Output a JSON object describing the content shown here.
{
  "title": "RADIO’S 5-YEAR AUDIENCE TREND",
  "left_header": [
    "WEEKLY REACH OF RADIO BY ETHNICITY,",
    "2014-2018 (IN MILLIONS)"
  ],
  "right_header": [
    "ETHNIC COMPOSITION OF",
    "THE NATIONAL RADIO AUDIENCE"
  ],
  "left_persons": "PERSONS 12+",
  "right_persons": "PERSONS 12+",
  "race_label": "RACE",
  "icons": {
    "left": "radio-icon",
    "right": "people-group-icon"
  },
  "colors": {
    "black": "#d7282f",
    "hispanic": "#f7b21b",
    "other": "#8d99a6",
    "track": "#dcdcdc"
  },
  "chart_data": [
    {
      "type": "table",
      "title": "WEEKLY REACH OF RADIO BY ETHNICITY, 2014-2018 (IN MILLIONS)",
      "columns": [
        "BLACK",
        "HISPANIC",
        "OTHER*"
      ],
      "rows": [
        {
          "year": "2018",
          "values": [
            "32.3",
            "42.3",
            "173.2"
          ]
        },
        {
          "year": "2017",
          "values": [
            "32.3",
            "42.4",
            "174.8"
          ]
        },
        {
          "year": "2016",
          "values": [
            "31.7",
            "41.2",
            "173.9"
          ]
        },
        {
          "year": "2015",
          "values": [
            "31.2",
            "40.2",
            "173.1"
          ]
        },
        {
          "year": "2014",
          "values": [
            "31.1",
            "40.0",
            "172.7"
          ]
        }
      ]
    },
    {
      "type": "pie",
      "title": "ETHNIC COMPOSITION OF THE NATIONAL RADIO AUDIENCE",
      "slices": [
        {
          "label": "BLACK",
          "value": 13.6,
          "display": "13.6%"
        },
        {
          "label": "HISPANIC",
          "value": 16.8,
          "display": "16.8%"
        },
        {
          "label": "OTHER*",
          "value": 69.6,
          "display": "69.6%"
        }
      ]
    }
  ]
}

■ ■ ■ ■

Reproduce the listing shown above in its entirety, exactly.

Output a JSON object describing the content shown here.
{
  "title": "RADIO’S 5-YEAR AUDIENCE TREND",
  "left_header": [
    "WEEKLY REACH OF RADIO BY ETHNICITY,",
    "2014-2018 (IN MILLIONS)"
  ],
  "right_header": [
    "ETHNIC COMPOSITION OF",
    "THE NATIONAL RADIO AUDIENCE"
  ],
  "left_persons": "PERSONS 12+",
  "right_persons": "PERSONS 12+",
  "race_label": "RACE",
  "icons": {
    "left": "radio-icon",
    "right": "people-group-icon"
  },
  "colors": {
    "black": "#d7282f",
    "hispanic": "#f7b21b",
    "other": "#8d99a6",
    "track": "#dcdcdc"
  },
  "chart_data": [
    {
      "type": "table",
      "title": "WEEKLY REACH OF RADIO BY ETHNICITY, 2014-2018 (IN MILLIONS)",
      "columns": [
        "BLACK",
        "HISPANIC",
        "OTHER*"
      ],
      "rows": [
        {
          "year": "2018",
          "values": [
            "32.3",
            "42.3",
            "173.2"
          ]
        },
        {
          "year": "2017",
          "values": [
            "32.3",
            "42.4",
            "174.8"
          ]
        },
        {
          "year": "2016",
          "values": [
            "31.7",
            "41.2",
            "173.9"
          ]
        },
        {
          "year": "2015",
          "values": [
            "31.2",
            "40.2",
            "173.1"
          ]
        },
        {
          "year": "2014",
          "values": [
            "31.1",
            "40.0",
            "172.7"
          ]
        }
      ]
    },
    {
      "type": "pie",
      "title": "ETHNIC COMPOSITION OF THE NATIONAL RADIO AUDIENCE",
      "slices": [
        {
          "label": "BLACK",
          "value": 13.6,
          "display": "13.6%"
        },
        {
          "label": "HISPANIC",
          "value": 16.8,
          "display": "16.8%"
        },
        {
          "label": "OTHER*",
          "value": 69.6,
          "display": "69.6%"
        }
      ]
    }
  ]
}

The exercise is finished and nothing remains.